▶ Goal: Write out the listing in full, matching it word for word.
--- Records supplied ---
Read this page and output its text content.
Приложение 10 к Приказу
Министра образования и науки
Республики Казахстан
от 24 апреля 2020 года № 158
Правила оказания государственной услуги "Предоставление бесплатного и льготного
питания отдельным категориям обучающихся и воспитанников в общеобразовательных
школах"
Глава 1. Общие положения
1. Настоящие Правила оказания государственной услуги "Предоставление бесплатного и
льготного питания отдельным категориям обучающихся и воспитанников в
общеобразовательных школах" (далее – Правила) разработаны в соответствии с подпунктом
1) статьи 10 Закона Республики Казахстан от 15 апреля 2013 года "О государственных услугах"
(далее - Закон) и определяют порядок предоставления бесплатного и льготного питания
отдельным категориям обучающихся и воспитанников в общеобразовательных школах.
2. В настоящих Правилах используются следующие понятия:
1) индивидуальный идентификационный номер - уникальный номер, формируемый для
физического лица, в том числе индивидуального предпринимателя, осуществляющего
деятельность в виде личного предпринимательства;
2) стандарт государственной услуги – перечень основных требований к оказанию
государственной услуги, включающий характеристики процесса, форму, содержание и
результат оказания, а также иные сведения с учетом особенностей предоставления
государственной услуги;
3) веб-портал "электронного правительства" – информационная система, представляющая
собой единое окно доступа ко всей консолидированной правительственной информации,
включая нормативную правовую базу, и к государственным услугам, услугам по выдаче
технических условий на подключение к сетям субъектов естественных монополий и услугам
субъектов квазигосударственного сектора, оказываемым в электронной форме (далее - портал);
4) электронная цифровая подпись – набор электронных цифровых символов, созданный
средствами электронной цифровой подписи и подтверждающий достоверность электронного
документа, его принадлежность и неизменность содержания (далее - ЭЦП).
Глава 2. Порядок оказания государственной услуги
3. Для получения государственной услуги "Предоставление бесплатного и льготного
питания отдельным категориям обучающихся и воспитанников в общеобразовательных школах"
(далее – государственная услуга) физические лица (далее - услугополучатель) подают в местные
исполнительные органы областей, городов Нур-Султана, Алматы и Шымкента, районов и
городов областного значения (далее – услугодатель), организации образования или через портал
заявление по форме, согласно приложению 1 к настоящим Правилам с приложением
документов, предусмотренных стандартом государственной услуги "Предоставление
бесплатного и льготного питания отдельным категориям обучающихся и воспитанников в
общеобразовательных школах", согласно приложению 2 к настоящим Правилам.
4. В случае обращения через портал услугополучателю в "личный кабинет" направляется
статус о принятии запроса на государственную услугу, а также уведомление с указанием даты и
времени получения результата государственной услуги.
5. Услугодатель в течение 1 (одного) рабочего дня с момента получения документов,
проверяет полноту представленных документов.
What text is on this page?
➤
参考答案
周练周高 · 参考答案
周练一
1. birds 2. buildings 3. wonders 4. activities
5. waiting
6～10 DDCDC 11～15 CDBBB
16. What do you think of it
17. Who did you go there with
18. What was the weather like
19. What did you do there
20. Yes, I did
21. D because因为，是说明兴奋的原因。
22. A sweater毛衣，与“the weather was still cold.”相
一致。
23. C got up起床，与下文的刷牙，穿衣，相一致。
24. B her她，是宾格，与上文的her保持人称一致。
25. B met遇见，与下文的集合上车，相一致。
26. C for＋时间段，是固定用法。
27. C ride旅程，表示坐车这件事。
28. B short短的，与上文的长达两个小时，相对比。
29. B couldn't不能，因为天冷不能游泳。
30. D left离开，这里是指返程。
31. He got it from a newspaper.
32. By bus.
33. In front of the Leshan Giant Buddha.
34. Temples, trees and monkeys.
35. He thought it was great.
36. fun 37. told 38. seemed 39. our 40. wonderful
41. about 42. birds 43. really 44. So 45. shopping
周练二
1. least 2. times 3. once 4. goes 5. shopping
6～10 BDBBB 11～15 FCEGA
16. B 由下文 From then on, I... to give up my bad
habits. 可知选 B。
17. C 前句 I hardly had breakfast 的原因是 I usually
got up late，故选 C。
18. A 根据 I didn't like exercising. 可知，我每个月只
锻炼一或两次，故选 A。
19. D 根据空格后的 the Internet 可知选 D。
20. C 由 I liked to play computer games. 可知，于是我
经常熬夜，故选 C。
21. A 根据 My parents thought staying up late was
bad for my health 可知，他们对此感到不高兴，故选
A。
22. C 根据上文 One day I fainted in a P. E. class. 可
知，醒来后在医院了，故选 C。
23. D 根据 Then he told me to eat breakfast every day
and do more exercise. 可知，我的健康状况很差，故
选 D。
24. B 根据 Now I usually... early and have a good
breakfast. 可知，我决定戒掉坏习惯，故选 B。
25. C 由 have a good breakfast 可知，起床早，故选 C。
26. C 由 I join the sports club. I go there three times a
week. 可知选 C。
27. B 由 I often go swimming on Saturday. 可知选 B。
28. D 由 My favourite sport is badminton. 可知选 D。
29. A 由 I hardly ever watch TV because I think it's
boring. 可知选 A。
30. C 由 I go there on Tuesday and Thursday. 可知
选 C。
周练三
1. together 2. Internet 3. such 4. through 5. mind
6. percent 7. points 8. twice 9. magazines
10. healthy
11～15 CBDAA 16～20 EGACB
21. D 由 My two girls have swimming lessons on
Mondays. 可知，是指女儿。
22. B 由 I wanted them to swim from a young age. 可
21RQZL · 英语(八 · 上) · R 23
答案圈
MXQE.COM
---
▶ Task answer:
Read this page and output its text content.
Приложение 10 к Приказу
Министра образования и науки
Республики Казахстан
от 24 апреля 2020 года № 158
Правила оказания государственной услуги "Предоставление бесплатного и льготного
питания отдельным категориям обучающихся и воспитанников в общеобразовательных
школах"
Глава 1. Общие положения
1. Настоящие Правила оказания государственной услуги "Предоставление бесплатного и
льготного питания отдельным категориям обучающихся и воспитанников в
общеобразовательных школах" (далее – Правила) разработаны в соответствии с подпунктом
1) статьи 10 Закона Республики Казахстан от 15 апреля 2013 года "О государственных услугах"
(далее - Закон) и определяют порядок предоставления бесплатного и льготного питания
отдельным категориям обучающихся и воспитанников в общеобразовательных школах.
2. В настоящих Правилах используются следующие понятия:
1) индивидуальный идентификационный номер - уникальный номер, формируемый для
физического лица, в том числе индивидуального предпринимателя, осуществляющего
деятельность в виде личного предпринимательства;
2) стандарт государственной услуги – перечень основных требований к оказанию
государственной услуги, включающий характеристики процесса, форму, содержание и
результат оказания, а также иные сведения с учетом особенностей предоставления
государственной услуги;
3) веб-портал "электронного правительства" – информационная система, представляющая
собой единое окно доступа ко всей консолидированной правительственной информации,
включая нормативную правовую базу, и к государственным услугам, услугам по выдаче
технических условий на подключение к сетям субъектов естественных монополий и услугам
субъектов квазигосударственного сектора, оказываемым в электронной форме (далее - портал);
4) электронная цифровая подпись – набор электронных цифровых символов, созданный
средствами электронной цифровой подписи и подтверждающий достоверность электронного
документа, его принадлежность и неизменность содержания (далее - ЭЦП).
Глава 2. Порядок оказания государственной услуги
3. Для получения государственной услуги "Предоставление бесплатного и льготного
питания отдельным категориям обучающихся и воспитанников в общеобразовательных школах"
(далее – государственная услуга) физические лица (далее - услугополучатель) подают в местные
исполнительные органы областей, городов Нур-Султана, Алматы и Шымкента, районов и
городов областного значения (далее – услугодатель), организации образования или через портал
заявление по форме, согласно приложению 1 к настоящим Правилам с приложением
документов, предусмотренных стандартом государственной услуги "Предоставление
бесплатного и льготного питания отдельным категориям обучающихся и воспитанников в
общеобразовательных школах", согласно приложению 2 к настоящим Правилам.
4. В случае обращения через портал услугополучателю в "личный кабинет" направляется
статус о принятии запроса на государственную услугу, а также уведомление с указанием даты и
времени получения результата государственной услуги.
5. Услугодатель в течение 1 (одного) рабочего дня с момента получения документов,
проверяет полноту представленных документов.
What text is on this page?
➤
参考答案
周练周高 · 参考答案
周练一
1. birds 2. buildings 3. wonders 4. activities
5. waiting
6～10 DDCDC 11～15 CDBBB
16. What do you think of it
17. Who did you go there with
18. What was the weather like
19. What did you do there
20. Yes, I did
21. D because因为，是说明兴奋的原因。
22. A sweater毛衣，与“the weather was still cold.”相
一致。
23. C got up起床，与下文的刷牙，穿衣，相一致。
24. B her她，是宾格，与上文的her保持人称一致。
25. B met遇见，与下文的集合上车，相一致。
26. C for＋时间段，是固定用法。
27. C ride旅程，表示坐车这件事。
28. B short短的，与上文的长达两个小时，相对比。
29. B couldn't不能，因为天冷不能游泳。
30. D left离开，这里是指返程。
31. He got it from a newspaper.
32. By bus.
33. In front of the Leshan Giant Buddha.
34. Temples, trees and monkeys.
35. He thought it was great.
36. fun 37. told 38. seemed 39. our 40. wonderful
41. about 42. birds 43. really 44. So 45. shopping
周练二
1. least 2. times 3. once 4. goes 5. shopping
6～10 BDBBB 11～15 FCEGA
16. B 由下文 From then on, I... to give up my bad
habits. 可知选 B。
17. C 前句 I hardly had breakfast 的原因是 I usually
got up late，故选 C。
18. A 根据 I didn't like exercising. 可知，我每个月只
锻炼一或两次，故选 A。
19. D 根据空格后的 the Internet 可知选 D。
20. C 由 I liked to play computer games. 可知，于是我
经常熬夜，故选 C。
21. A 根据 My parents thought staying up late was
bad for my health 可知，他们对此感到不高兴，故选
A。
22. C 根据上文 One day I fainted in a P. E. class. 可
知，醒来后在医院了，故选 C。
23. D 根据 Then he told me to eat breakfast every day
and do more exercise. 可知，我的健康状况很差，故
选 D。
24. B 根据 Now I usually... early and have a good
breakfast. 可知，我决定戒掉坏习惯，故选 B。
25. C 由 have a good breakfast 可知，起床早，故选 C。
26. C 由 I join the sports club. I go there three times a
week. 可知选 C。
27. B 由 I often go swimming on Saturday. 可知选 B。
28. D 由 My favourite sport is badminton. 可知选 D。
29. A 由 I hardly ever watch TV because I think it's
boring. 可知选 A。
30. C 由 I go there on Tuesday and Thursday. 可知
选 C。
周练三
1. together 2. Internet 3. such 4. through 5. mind
6. percent 7. points 8. twice 9. magazines
10. healthy
11～15 CBDAA 16～20 EGACB
21. D 由 My two girls have swimming lessons on
Mondays. 可知，是指女儿。
22. B 由 I wanted them to swim from a young age. 可
21RQZL · 英语(八 · 上) · R 23
答案圈
MXQE.COM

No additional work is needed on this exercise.